(Entries from a dataset)

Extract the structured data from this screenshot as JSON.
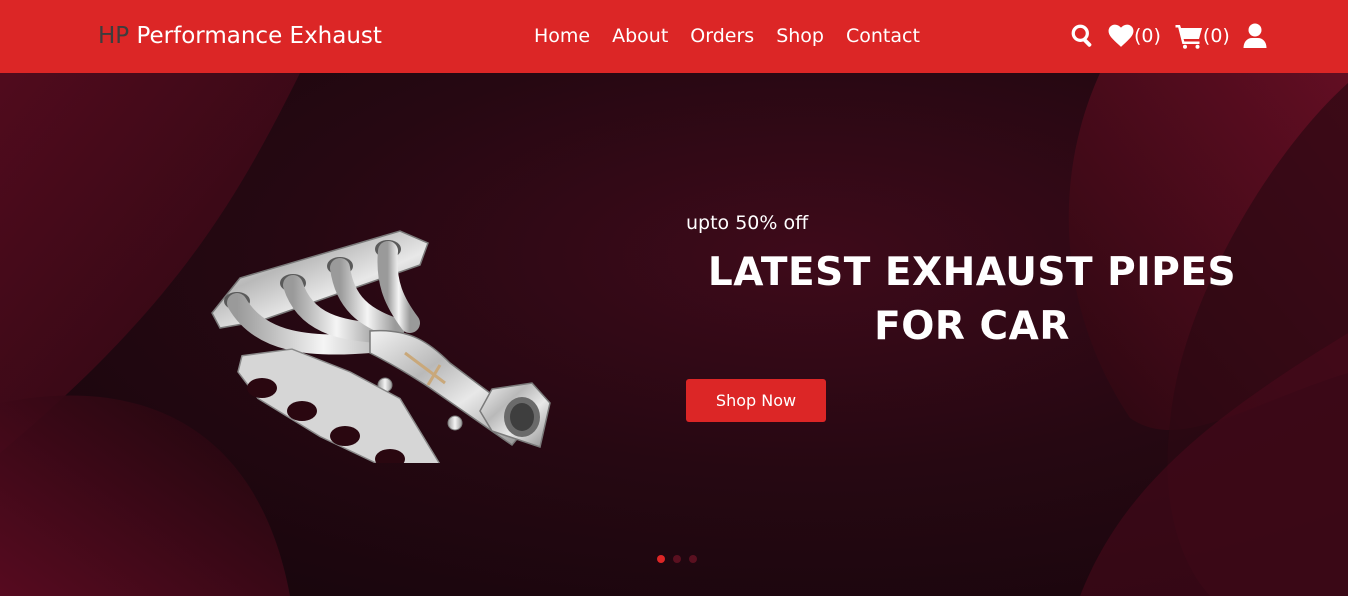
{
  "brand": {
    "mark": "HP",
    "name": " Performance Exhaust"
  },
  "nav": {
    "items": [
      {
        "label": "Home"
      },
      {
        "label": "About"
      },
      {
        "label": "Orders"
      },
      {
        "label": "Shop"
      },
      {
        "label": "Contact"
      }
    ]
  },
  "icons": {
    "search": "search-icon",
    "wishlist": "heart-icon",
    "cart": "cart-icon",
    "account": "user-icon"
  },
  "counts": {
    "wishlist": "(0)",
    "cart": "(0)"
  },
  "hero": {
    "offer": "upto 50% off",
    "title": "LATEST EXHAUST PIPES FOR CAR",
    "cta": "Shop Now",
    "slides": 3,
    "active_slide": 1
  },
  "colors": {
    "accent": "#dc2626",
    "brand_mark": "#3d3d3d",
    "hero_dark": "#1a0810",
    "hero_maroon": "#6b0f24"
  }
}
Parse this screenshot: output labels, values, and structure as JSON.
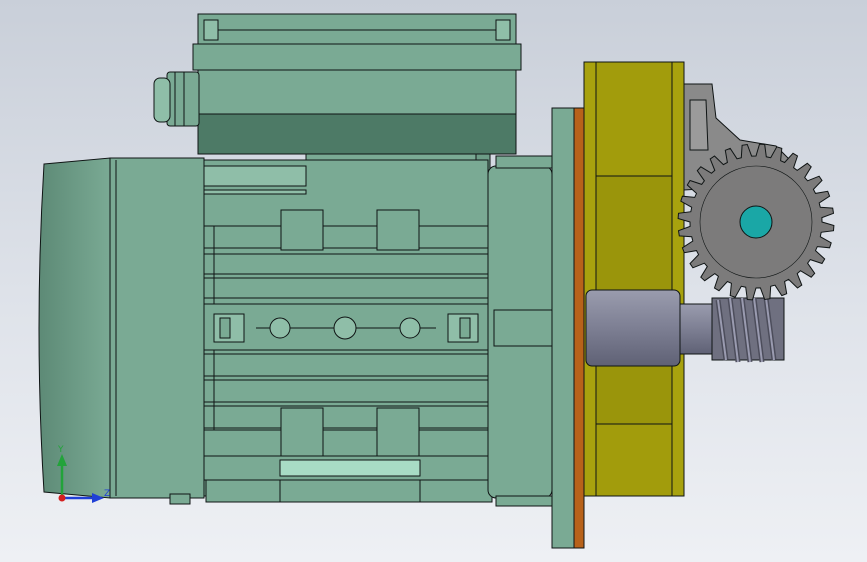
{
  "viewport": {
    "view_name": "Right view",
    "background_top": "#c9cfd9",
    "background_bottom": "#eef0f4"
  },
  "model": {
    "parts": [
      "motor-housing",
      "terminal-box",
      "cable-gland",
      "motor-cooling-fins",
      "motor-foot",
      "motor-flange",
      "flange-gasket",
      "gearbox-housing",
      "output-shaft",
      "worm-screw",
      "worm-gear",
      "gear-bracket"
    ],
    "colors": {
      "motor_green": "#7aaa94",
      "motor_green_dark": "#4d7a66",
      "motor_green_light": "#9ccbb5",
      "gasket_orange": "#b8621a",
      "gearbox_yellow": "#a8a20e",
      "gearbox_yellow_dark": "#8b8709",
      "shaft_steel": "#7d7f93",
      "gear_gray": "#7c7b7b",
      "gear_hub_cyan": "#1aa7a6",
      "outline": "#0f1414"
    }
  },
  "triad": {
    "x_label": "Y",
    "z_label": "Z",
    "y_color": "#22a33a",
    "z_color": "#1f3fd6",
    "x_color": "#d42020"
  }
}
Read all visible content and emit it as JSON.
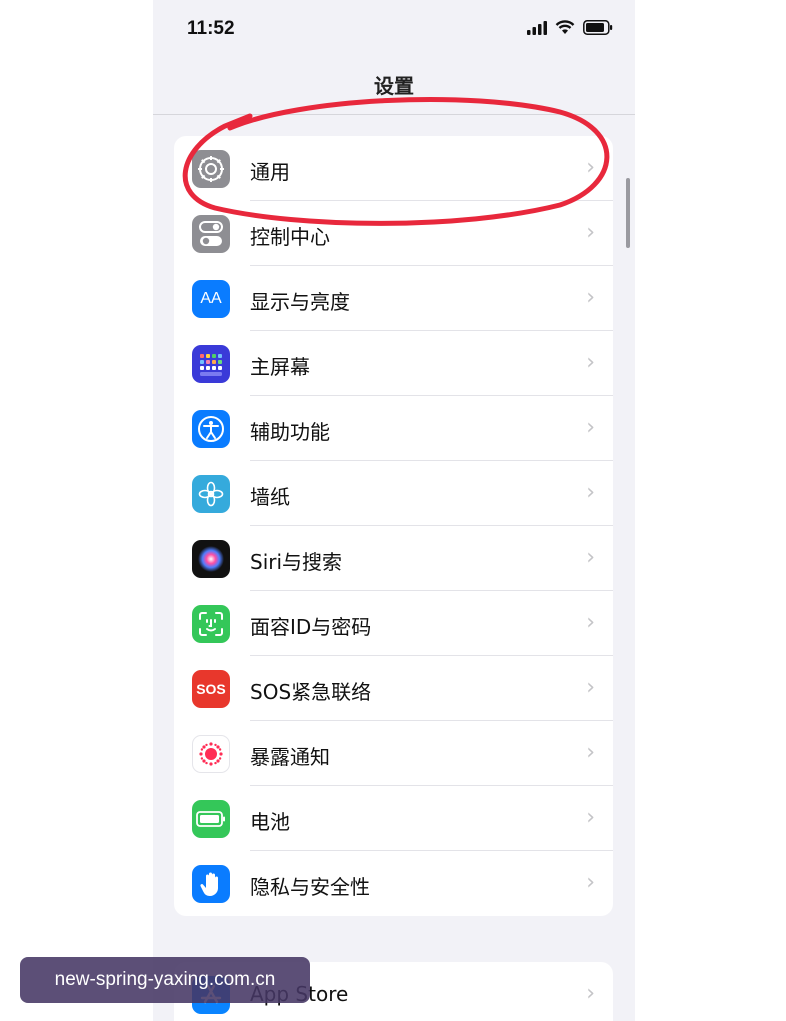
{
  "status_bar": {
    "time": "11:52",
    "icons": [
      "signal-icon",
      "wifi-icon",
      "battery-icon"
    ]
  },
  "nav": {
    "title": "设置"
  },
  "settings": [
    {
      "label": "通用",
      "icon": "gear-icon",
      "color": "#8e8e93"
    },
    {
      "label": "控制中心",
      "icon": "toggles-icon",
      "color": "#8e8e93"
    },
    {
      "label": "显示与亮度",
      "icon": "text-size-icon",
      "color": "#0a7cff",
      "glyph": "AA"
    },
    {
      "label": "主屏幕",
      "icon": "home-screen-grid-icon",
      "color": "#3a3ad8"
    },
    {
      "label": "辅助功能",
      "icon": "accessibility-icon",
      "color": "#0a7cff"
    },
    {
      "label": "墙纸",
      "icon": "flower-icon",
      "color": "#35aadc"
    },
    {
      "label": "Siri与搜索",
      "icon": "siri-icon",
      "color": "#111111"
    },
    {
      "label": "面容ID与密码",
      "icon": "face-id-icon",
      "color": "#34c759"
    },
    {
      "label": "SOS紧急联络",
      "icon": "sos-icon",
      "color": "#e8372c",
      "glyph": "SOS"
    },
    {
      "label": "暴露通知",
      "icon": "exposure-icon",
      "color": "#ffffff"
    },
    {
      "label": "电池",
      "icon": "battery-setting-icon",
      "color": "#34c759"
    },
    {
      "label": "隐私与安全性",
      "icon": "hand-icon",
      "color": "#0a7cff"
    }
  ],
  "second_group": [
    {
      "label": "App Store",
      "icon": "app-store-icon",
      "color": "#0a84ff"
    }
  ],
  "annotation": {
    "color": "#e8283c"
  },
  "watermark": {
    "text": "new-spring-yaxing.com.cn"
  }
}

> PROBLEM STATEMENT: Reproduce all of the data exactly; the pictures do not belong in the copy.

> SOLUTION TO THIS PROBLEM:
Extract the structured data from this screenshot as JSON.
{
  "brand": {
    "mark": "HP",
    "name": " Performance Exhaust"
  },
  "nav": {
    "items": [
      {
        "label": "Home"
      },
      {
        "label": "About"
      },
      {
        "label": "Orders"
      },
      {
        "label": "Shop"
      },
      {
        "label": "Contact"
      }
    ]
  },
  "icons": {
    "search": "search-icon",
    "wishlist": "heart-icon",
    "cart": "cart-icon",
    "account": "user-icon"
  },
  "counts": {
    "wishlist": "(0)",
    "cart": "(0)"
  },
  "hero": {
    "offer": "upto 50% off",
    "title": "LATEST EXHAUST PIPES FOR CAR",
    "cta": "Shop Now",
    "slides": 3,
    "active_slide": 1
  },
  "colors": {
    "accent": "#dc2626",
    "brand_mark": "#3d3d3d",
    "hero_dark": "#1a0810",
    "hero_maroon": "#6b0f24"
  }
}
Parse this screenshot: output labels, values, and structure as JSON.
{
  "viewport": {
    "view_name": "Right view",
    "background_top": "#c9cfd9",
    "background_bottom": "#eef0f4"
  },
  "model": {
    "parts": [
      "motor-housing",
      "terminal-box",
      "cable-gland",
      "motor-cooling-fins",
      "motor-foot",
      "motor-flange",
      "flange-gasket",
      "gearbox-housing",
      "output-shaft",
      "worm-screw",
      "worm-gear",
      "gear-bracket"
    ],
    "colors": {
      "motor_green": "#7aaa94",
      "motor_green_dark": "#4d7a66",
      "motor_green_light": "#9ccbb5",
      "gasket_orange": "#b8621a",
      "gearbox_yellow": "#a8a20e",
      "gearbox_yellow_dark": "#8b8709",
      "shaft_steel": "#7d7f93",
      "gear_gray": "#7c7b7b",
      "gear_hub_cyan": "#1aa7a6",
      "outline": "#0f1414"
    }
  },
  "triad": {
    "x_label": "Y",
    "z_label": "Z",
    "y_color": "#22a33a",
    "z_color": "#1f3fd6",
    "x_color": "#d42020"
  }
}
Read all visible content and emit it as JSON.
{
  "status_bar": {
    "time": "11:52",
    "icons": [
      "signal-icon",
      "wifi-icon",
      "battery-icon"
    ]
  },
  "nav": {
    "title": "设置"
  },
  "settings": [
    {
      "label": "通用",
      "icon": "gear-icon",
      "color": "#8e8e93"
    },
    {
      "label": "控制中心",
      "icon": "toggles-icon",
      "color": "#8e8e93"
    },
    {
      "label": "显示与亮度",
      "icon": "text-size-icon",
      "color": "#0a7cff",
      "glyph": "AA"
    },
    {
      "label": "主屏幕",
      "icon": "home-screen-grid-icon",
      "color": "#3a3ad8"
    },
    {
      "label": "辅助功能",
      "icon": "accessibility-icon",
      "color": "#0a7cff"
    },
    {
      "label": "墙纸",
      "icon": "flower-icon",
      "color": "#35aadc"
    },
    {
      "label": "Siri与搜索",
      "icon": "siri-icon",
      "color": "#111111"
    },
    {
      "label": "面容ID与密码",
      "icon": "face-id-icon",
      "color": "#34c759"
    },
    {
      "label": "SOS紧急联络",
      "icon": "sos-icon",
      "color": "#e8372c",
      "glyph": "SOS"
    },
    {
      "label": "暴露通知",
      "icon": "exposure-icon",
      "color": "#ffffff"
    },
    {
      "label": "电池",
      "icon": "battery-setting-icon",
      "color": "#34c759"
    },
    {
      "label": "隐私与安全性",
      "icon": "hand-icon",
      "color": "#0a7cff"
    }
  ],
  "second_group": [
    {
      "label": "App Store",
      "icon": "app-store-icon",
      "color": "#0a84ff"
    }
  ],
  "annotation": {
    "color": "#e8283c"
  },
  "watermark": {
    "text": "new-spring-yaxing.com.cn"
  }
}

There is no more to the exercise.